[WHAT IS REQUIRED]: Find the lines of data that contain the string "high", then list them.
--- START TASK MATERIAL ---
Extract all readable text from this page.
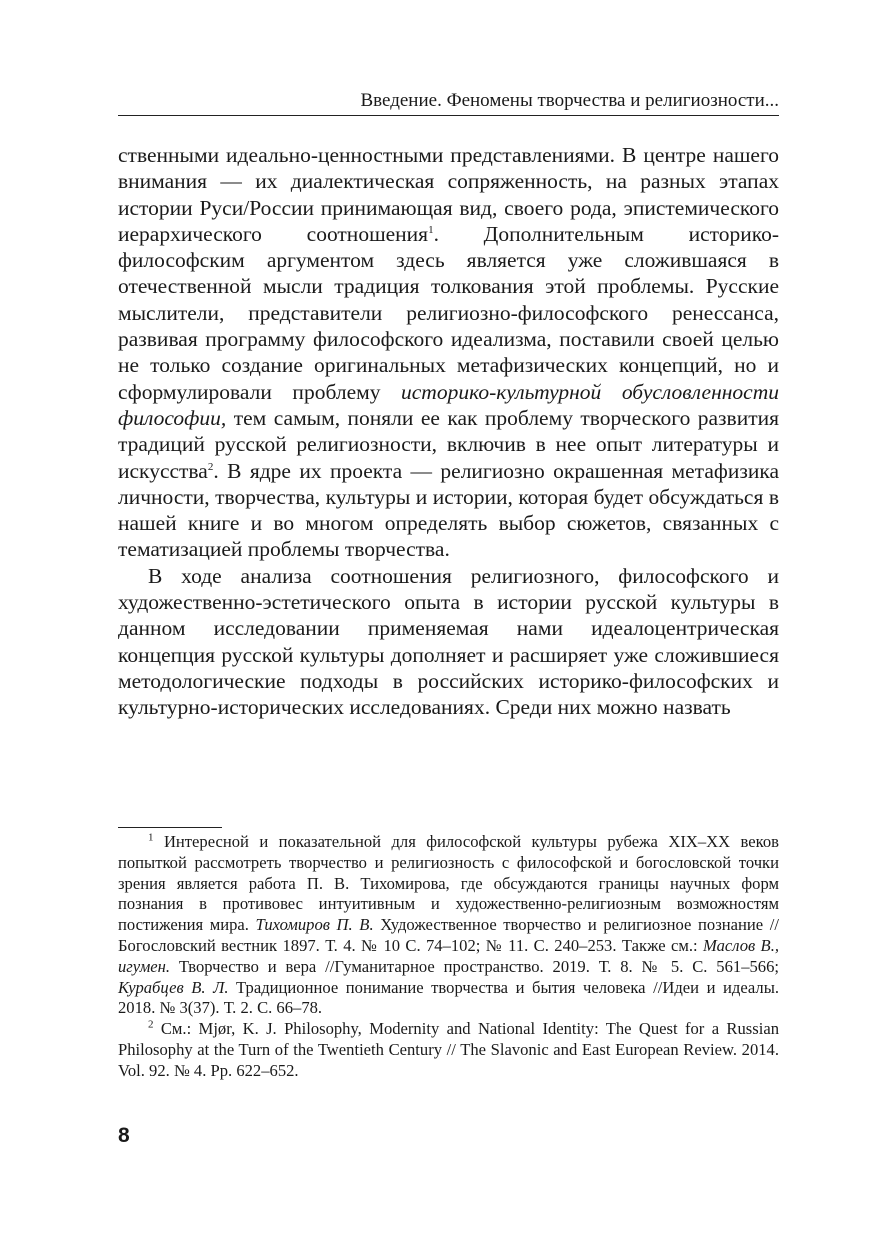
Введение. Феномены творчества и религиозности...

ственными идеально-ценностными представлениями. В центре нашего внимания — их диалектическая сопряженность, на разных этапах истории Руси/России принимающая вид, своего рода, эпистемического иерархического соотношения$^1$. Дополнительным историко-философским аргументом здесь является уже сложившаяся в отечественной мысли традиция толкования этой проблемы. Русские мыслители, представители религиозно-философского ренессанса, развивая программу философского идеализма, поставили своей целью не только создание оригинальных метафизических концепций, но и сформулировали проблему историко-культурной обусловленности философии, тем самым, поняли ее как проблему творческого развития традиций русской религиозности, включив в нее опыт литературы и искусства$^2$. В ядре их проекта — религиозно окрашенная метафизика личности, творчества, культуры и истории, которая будет обсуждаться в нашей книге и во многом определять выбор сюжетов, связанных с тематизацией проблемы творчества.

В ходе анализа соотношения религиозного, философского и художественно-эстетического опыта в истории русской культуры в данном исследовании применяемая нами идеалоцентрическая концепция русской культуры дополняет и расширяет уже сложившиеся методологические подходы в российских историко-философских и культурно-исторических исследованиях. Среди них можно назвать

$^1$ Интересной и показательной для философской культуры рубежа XIX–XX веков попыткой рассмотреть творчество и религиозность с философской и богословской точки зрения является работа П. В. Тихомирова, где обсуждаются границы научных форм познания в противовес интуитивным и художественно-религиозным возможностям постижения мира. Тихомиров П. В. Художественное творчество и религиозное познание // Богословский вестник 1897. Т. 4. № 10 С. 74–102; № 11. С. 240–253. Также см.: Маслов В., игумен. Творчество и вера //Гуманитарное пространство. 2019. Т. 8. № 5. С. 561–566; Курабцев В. Л. Традиционное понимание творчества и бытия человека //Идеи и идеалы. 2018. № 3(37). Т. 2. С. 66–78.

$^2$ См.: Mjør, K. J. Philosophy, Modernity and National Identity: The Quest for a Russian Philosophy at the Turn of the Twentieth Century // The Slavonic and East European Review. 2014. Vol. 92. № 4. Pp. 622–652.

8
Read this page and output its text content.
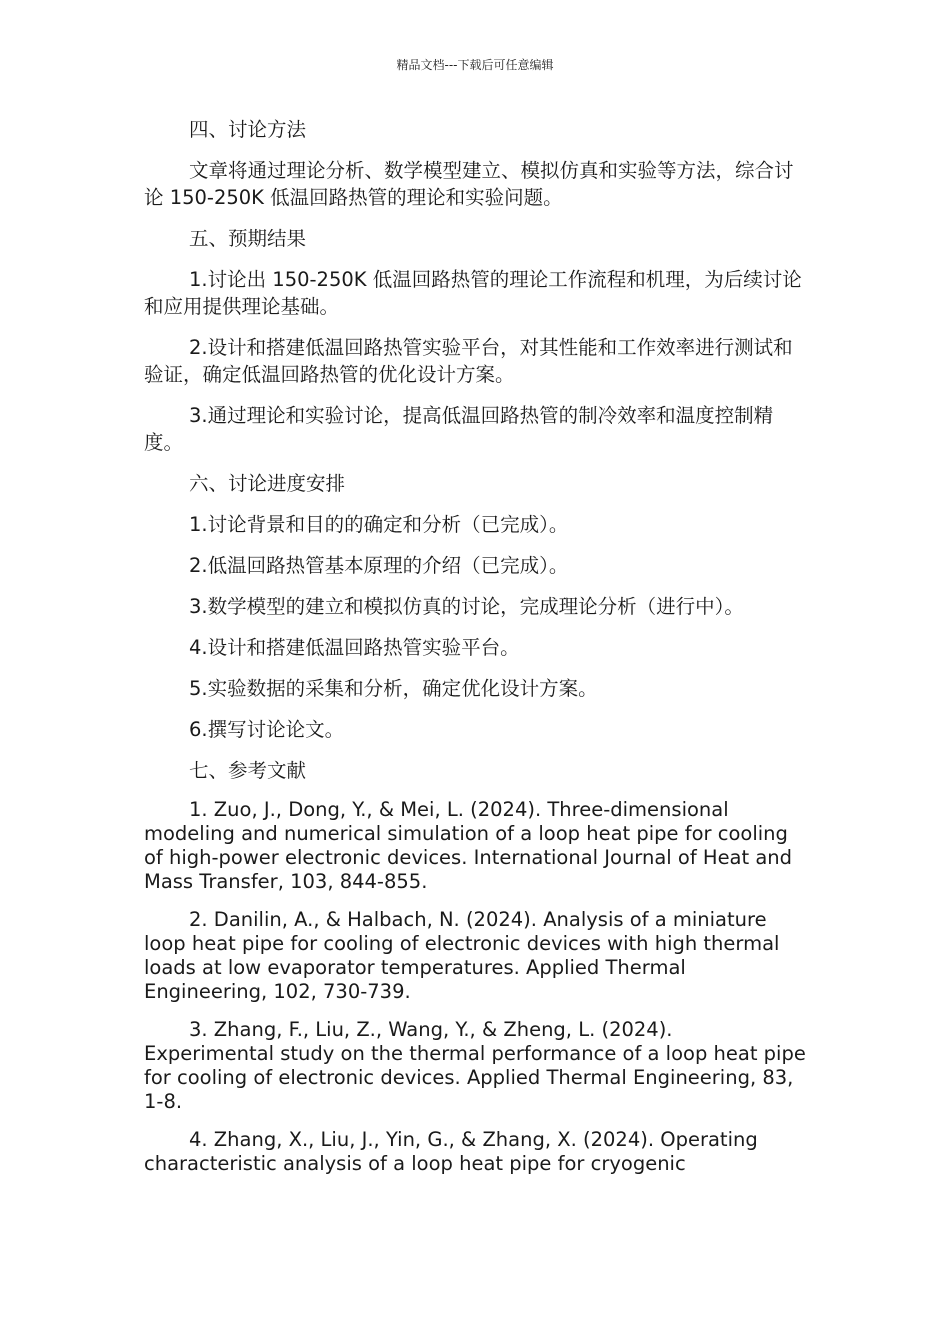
精品文档---下载后可任意编辑

四、讨论方法

文章将通过理论分析、数学模型建立、模拟仿真和实验等方法，综合讨论 150-250K 低温回路热管的理论和实验问题。

五、预期结果

1.讨论出 150-250K 低温回路热管的理论工作流程和机理，为后续讨论和应用提供理论基础。

2.设计和搭建低温回路热管实验平台，对其性能和工作效率进行测试和验证，确定低温回路热管的优化设计方案。

3.通过理论和实验讨论，提高低温回路热管的制冷效率和温度控制精度。

六、讨论进度安排

1.讨论背景和目的的确定和分析（已完成）。

2.低温回路热管基本原理的介绍（已完成）。

3.数学模型的建立和模拟仿真的讨论，完成理论分析（进行中）。

4.设计和搭建低温回路热管实验平台。

5.实验数据的采集和分析，确定优化设计方案。

6.撰写讨论论文。

七、参考文献

1. Zuo, J., Dong, Y., & Mei, L. (2024). Three-dimensional modeling and numerical simulation of a loop heat pipe for cooling of high-power electronic devices. International Journal of Heat and Mass Transfer, 103, 844-855.

2. Danilin, A., & Halbach, N. (2024). Analysis of a miniature loop heat pipe for cooling of electronic devices with high thermal loads at low evaporator temperatures. Applied Thermal Engineering, 102, 730-739.

3. Zhang, F., Liu, Z., Wang, Y., & Zheng, L. (2024). Experimental study on the thermal performance of a loop heat pipe for cooling of electronic devices. Applied Thermal Engineering, 83, 1-8.

4. Zhang, X., Liu, J., Yin, G., & Zhang, X. (2024). Operating characteristic analysis of a loop heat pipe for cryogenic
--- END TASK MATERIAL ---
[SOLVED PROBLEM]:
1. Zuo, J., Dong, Y., & Mei, L. (2024). Three-dimensional modeling and numerical simulation of a loop heat pipe for cooling of high-power electronic devices. International Journal of Heat and Mass Transfer, 103, 844-855.
2. Danilin, A., & Halbach, N. (2024). Analysis of a miniature loop heat pipe for cooling of electronic devices with high thermal loads at low evaporator temperatures. Applied Thermal Engineering, 102, 730-739.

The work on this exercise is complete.